What you are asked to do
Write out all of the entries exactly as given.
## Start Supplied data
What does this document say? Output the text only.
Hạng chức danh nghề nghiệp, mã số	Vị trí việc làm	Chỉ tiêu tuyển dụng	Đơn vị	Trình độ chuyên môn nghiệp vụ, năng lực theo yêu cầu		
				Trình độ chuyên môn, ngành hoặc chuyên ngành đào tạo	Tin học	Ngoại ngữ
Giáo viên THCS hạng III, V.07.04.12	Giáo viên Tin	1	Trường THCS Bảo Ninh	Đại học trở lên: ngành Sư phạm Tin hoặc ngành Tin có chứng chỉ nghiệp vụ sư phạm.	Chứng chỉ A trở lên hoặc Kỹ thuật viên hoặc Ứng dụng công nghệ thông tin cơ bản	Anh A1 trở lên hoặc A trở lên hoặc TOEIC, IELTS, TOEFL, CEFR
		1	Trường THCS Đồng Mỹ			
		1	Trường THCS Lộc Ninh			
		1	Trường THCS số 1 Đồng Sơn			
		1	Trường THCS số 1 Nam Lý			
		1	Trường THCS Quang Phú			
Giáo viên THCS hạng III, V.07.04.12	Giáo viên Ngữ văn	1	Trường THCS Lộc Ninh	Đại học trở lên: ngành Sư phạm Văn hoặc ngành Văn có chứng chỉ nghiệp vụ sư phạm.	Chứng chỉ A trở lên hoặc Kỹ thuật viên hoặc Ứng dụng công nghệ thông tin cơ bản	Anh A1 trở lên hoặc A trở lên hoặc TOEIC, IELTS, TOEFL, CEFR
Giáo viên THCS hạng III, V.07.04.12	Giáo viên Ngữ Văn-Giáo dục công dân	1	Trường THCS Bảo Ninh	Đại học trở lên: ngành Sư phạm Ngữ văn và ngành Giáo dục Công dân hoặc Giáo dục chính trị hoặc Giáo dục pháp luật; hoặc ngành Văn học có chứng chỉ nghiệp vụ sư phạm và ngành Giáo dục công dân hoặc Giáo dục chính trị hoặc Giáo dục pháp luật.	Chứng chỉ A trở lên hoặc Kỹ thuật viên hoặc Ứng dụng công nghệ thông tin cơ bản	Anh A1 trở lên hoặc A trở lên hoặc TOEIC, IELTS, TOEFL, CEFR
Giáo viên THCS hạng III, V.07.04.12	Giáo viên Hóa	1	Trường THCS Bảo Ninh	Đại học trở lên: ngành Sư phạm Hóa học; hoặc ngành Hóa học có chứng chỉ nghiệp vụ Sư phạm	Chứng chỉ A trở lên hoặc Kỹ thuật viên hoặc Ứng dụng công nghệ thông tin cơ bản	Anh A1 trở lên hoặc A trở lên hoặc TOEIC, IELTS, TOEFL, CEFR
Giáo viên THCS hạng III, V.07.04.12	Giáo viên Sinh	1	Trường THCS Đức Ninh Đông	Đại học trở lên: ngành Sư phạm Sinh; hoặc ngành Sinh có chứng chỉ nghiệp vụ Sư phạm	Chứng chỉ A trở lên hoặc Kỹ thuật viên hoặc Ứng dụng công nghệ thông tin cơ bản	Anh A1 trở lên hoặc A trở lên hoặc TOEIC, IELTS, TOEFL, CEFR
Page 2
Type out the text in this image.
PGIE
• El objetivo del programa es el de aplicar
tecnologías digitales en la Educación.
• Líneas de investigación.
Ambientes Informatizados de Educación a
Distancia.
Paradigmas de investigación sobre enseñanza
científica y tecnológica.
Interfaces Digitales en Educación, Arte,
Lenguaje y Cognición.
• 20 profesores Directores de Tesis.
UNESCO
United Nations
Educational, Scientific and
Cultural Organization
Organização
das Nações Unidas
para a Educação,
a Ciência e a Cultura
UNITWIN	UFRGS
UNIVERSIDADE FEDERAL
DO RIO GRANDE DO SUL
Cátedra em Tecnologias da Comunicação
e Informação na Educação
## End Supplied data
Solution
What does this document say? Output the text only.
Hạng chức danh nghề nghiệp, mã số	Vị trí việc làm	Chỉ tiêu tuyển dụng	Đơn vị	Trình độ chuyên môn nghiệp vụ, năng lực theo yêu cầu		
				Trình độ chuyên môn, ngành hoặc chuyên ngành đào tạo	Tin học	Ngoại ngữ
Giáo viên THCS hạng III, V.07.04.12	Giáo viên Tin	1	Trường THCS Bảo Ninh	Đại học trở lên: ngành Sư phạm Tin hoặc ngành Tin có chứng chỉ nghiệp vụ sư phạm.	Chứng chỉ A trở lên hoặc Kỹ thuật viên hoặc Ứng dụng công nghệ thông tin cơ bản	Anh A1 trở lên hoặc A trở lên hoặc TOEIC, IELTS, TOEFL, CEFR
		1	Trường THCS Đồng Mỹ			
		1	Trường THCS Lộc Ninh			
		1	Trường THCS số 1 Đồng Sơn			
		1	Trường THCS số 1 Nam Lý			
		1	Trường THCS Quang Phú			
Giáo viên THCS hạng III, V.07.04.12	Giáo viên Ngữ văn	1	Trường THCS Lộc Ninh	Đại học trở lên: ngành Sư phạm Văn hoặc ngành Văn có chứng chỉ nghiệp vụ sư phạm.	Chứng chỉ A trở lên hoặc Kỹ thuật viên hoặc Ứng dụng công nghệ thông tin cơ bản	Anh A1 trở lên hoặc A trở lên hoặc TOEIC, IELTS, TOEFL, CEFR
Giáo viên THCS hạng III, V.07.04.12	Giáo viên Ngữ Văn-Giáo dục công dân	1	Trường THCS Bảo Ninh	Đại học trở lên: ngành Sư phạm Ngữ văn và ngành Giáo dục Công dân hoặc Giáo dục chính trị hoặc Giáo dục pháp luật; hoặc ngành Văn học có chứng chỉ nghiệp vụ sư phạm và ngành Giáo dục công dân hoặc Giáo dục chính trị hoặc Giáo dục pháp luật.	Chứng chỉ A trở lên hoặc Kỹ thuật viên hoặc Ứng dụng công nghệ thông tin cơ bản	Anh A1 trở lên hoặc A trở lên hoặc TOEIC, IELTS, TOEFL, CEFR
Giáo viên THCS hạng III, V.07.04.12	Giáo viên Hóa	1	Trường THCS Bảo Ninh	Đại học trở lên: ngành Sư phạm Hóa học; hoặc ngành Hóa học có chứng chỉ nghiệp vụ Sư phạm	Chứng chỉ A trở lên hoặc Kỹ thuật viên hoặc Ứng dụng công nghệ thông tin cơ bản	Anh A1 trở lên hoặc A trở lên hoặc TOEIC, IELTS, TOEFL, CEFR
Giáo viên THCS hạng III, V.07.04.12	Giáo viên Sinh	1	Trường THCS Đức Ninh Đông	Đại học trở lên: ngành Sư phạm Sinh; hoặc ngành Sinh có chứng chỉ nghiệp vụ Sư phạm	Chứng chỉ A trở lên hoặc Kỹ thuật viên hoặc Ứng dụng công nghệ thông tin cơ bản	Anh A1 trở lên hoặc A trở lên hoặc TOEIC, IELTS, TOEFL, CEFR
Page 2
Type out the text in this image.
PGIE
• El objetivo del programa es el de aplicar
tecnologías digitales en la Educación.
• Líneas de investigación.
Ambientes Informatizados de Educación a
Distancia.
Paradigmas de investigación sobre enseñanza
científica y tecnológica.
Interfaces Digitales en Educación, Arte,
Lenguaje y Cognición.
• 20 profesores Directores de Tesis.
UNESCO
United Nations
Educational, Scientific and
Cultural Organization
Organização
das Nações Unidas
para a Educação,
a Ciência e a Cultura
UNITWIN	UFRGS
UNIVERSIDADE FEDERAL
DO RIO GRANDE DO SUL
Cátedra em Tecnologias da Comunicação
e Informação na Educação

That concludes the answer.